* Aim
Identify all lines in the listing that include the word "circle", and copy them out.

* Stored rows
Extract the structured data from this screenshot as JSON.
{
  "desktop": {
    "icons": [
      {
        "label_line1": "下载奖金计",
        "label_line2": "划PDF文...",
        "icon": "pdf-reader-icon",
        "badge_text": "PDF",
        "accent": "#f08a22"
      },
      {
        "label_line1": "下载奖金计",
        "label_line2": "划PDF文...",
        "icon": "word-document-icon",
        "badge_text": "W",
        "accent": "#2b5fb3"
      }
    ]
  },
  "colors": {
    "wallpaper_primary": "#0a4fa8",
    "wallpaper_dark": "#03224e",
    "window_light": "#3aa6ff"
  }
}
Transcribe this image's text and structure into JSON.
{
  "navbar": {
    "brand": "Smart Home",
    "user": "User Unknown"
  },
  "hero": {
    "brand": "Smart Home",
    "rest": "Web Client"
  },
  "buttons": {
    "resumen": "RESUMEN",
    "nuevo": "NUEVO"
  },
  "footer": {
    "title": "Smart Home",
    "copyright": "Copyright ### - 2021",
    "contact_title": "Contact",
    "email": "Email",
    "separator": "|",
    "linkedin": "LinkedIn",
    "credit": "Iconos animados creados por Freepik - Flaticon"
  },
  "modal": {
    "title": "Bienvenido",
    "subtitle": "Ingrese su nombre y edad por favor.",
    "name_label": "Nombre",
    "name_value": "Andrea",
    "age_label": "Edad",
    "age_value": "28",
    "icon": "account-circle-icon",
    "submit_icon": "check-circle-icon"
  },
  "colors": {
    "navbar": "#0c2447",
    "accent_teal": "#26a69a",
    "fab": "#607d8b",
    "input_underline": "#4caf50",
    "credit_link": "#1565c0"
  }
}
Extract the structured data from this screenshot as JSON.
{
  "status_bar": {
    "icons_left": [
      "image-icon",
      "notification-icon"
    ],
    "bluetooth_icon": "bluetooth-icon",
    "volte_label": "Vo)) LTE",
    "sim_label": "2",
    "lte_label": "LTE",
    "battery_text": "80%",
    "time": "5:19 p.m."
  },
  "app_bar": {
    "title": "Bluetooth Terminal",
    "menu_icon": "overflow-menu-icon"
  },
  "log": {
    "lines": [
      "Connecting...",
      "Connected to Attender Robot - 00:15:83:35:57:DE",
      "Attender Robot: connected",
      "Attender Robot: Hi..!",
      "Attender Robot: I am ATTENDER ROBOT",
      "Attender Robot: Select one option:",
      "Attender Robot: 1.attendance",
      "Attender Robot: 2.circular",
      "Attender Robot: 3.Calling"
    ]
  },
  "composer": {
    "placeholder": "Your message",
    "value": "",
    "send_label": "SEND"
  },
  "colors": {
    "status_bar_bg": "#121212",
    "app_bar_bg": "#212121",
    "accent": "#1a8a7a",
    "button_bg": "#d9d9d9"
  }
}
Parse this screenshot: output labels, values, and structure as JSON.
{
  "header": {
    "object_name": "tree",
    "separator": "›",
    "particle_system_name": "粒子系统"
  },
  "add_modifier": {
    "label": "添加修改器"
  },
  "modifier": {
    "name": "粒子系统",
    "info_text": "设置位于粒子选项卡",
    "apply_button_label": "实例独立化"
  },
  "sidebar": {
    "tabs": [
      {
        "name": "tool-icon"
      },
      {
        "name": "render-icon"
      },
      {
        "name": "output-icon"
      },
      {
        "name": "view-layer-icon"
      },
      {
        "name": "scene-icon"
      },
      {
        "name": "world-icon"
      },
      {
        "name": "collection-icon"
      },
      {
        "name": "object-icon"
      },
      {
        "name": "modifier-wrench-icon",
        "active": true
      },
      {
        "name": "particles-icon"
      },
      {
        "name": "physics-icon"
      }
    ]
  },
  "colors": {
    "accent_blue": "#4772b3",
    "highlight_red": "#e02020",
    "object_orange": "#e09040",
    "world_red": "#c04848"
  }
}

* Full output
    "icon": "account-circle-icon",
    "submit_icon": "check-circle-icon"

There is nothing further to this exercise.